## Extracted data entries

○ ○ ○ ○

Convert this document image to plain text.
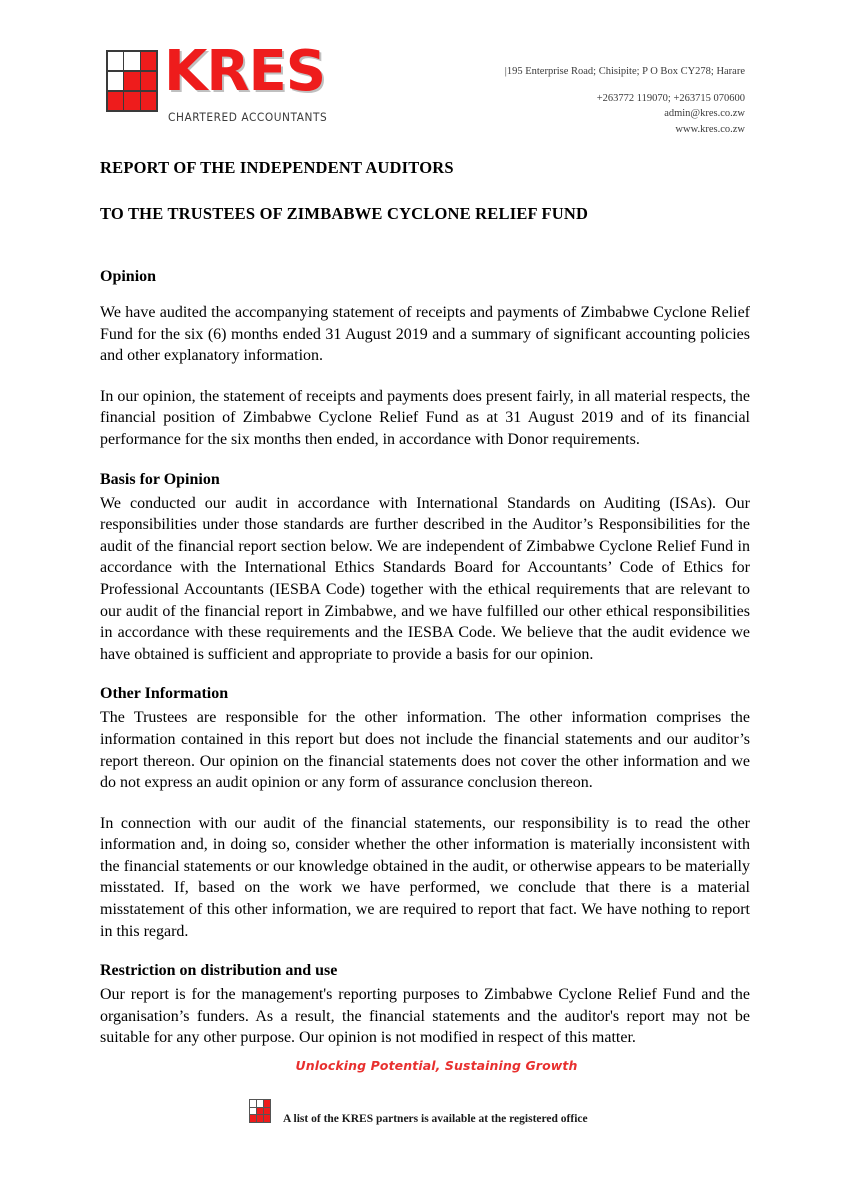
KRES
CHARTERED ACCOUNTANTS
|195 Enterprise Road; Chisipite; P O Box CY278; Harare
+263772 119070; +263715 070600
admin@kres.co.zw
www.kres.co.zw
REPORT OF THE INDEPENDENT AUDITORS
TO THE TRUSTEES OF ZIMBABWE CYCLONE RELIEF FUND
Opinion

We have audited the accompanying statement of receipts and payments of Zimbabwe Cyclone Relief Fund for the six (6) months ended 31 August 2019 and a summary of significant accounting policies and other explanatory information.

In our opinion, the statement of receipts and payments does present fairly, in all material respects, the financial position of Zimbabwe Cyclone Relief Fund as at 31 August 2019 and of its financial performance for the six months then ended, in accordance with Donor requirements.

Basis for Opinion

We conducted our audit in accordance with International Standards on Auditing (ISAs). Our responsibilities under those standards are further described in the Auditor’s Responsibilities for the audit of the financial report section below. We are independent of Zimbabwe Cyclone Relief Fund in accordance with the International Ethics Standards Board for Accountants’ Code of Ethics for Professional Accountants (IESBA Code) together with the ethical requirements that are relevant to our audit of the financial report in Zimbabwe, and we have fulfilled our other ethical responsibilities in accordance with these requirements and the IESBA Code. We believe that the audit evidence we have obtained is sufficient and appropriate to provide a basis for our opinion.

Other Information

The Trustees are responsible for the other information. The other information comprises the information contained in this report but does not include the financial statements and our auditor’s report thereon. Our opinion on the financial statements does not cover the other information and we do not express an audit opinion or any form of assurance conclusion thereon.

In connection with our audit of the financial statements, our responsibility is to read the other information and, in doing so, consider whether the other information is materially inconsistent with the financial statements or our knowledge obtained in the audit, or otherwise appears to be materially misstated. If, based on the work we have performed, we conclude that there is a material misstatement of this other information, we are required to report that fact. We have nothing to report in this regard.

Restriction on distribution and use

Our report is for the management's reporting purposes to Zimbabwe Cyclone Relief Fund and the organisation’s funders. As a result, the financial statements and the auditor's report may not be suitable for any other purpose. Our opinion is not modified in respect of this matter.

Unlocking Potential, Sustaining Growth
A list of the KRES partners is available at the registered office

○ ○ ○ ○

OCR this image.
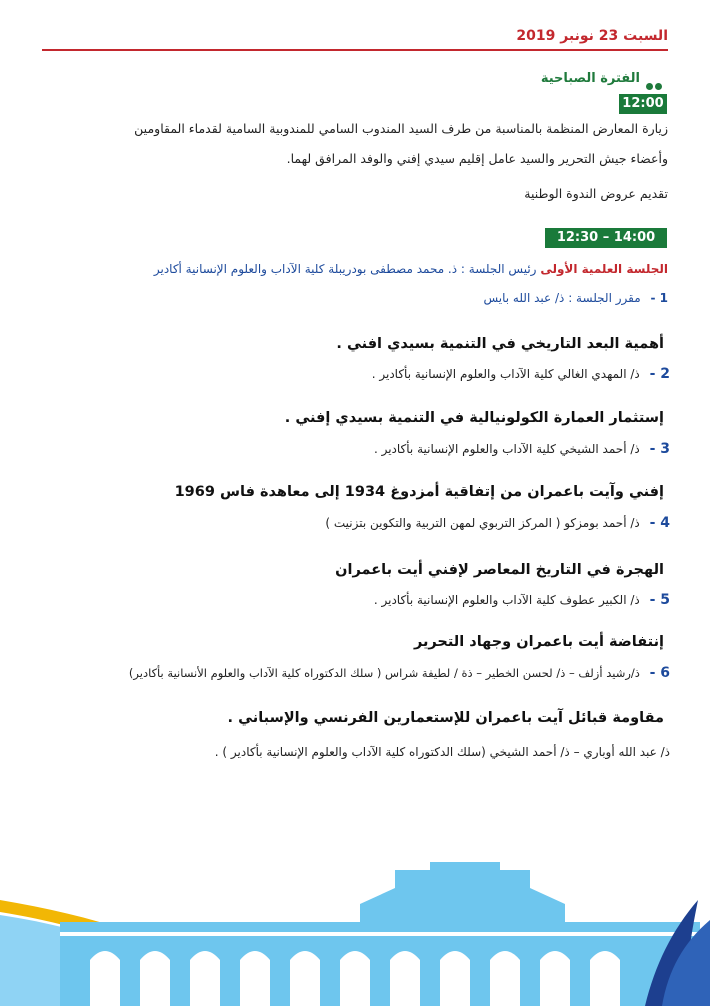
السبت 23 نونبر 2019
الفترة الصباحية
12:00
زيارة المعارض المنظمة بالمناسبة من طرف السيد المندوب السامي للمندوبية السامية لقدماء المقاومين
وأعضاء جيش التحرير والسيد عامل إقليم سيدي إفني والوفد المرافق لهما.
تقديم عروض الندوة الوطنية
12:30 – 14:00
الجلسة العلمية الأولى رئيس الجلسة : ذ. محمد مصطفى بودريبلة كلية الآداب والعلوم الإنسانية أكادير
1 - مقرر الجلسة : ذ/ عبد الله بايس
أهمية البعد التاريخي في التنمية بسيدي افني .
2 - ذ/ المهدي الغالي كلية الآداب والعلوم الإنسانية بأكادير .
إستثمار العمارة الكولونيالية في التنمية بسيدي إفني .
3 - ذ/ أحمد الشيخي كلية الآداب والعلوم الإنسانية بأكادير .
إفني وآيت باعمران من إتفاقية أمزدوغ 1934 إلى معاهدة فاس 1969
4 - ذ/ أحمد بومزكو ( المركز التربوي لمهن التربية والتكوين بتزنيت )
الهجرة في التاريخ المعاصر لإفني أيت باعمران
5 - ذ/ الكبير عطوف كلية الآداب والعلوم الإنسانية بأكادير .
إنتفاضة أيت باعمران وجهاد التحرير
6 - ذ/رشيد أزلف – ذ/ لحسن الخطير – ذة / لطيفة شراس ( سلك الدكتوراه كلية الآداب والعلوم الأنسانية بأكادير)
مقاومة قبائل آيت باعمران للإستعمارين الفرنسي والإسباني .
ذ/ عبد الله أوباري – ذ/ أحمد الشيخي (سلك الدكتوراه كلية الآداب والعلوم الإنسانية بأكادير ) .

○ ○ ○ ○

## Written task
All lines in the data that contain the word "باعمران" should be copied.

## Task solution
إفني وآيت باعمران من إتفاقية أمزدوغ 1934 إلى معاهدة فاس 1969
الهجرة في التاريخ المعاصر لإفني أيت باعمران
إنتفاضة أيت باعمران وجهاد التحرير
مقاومة قبائل آيت باعمران للإستعمارين الفرنسي والإسباني .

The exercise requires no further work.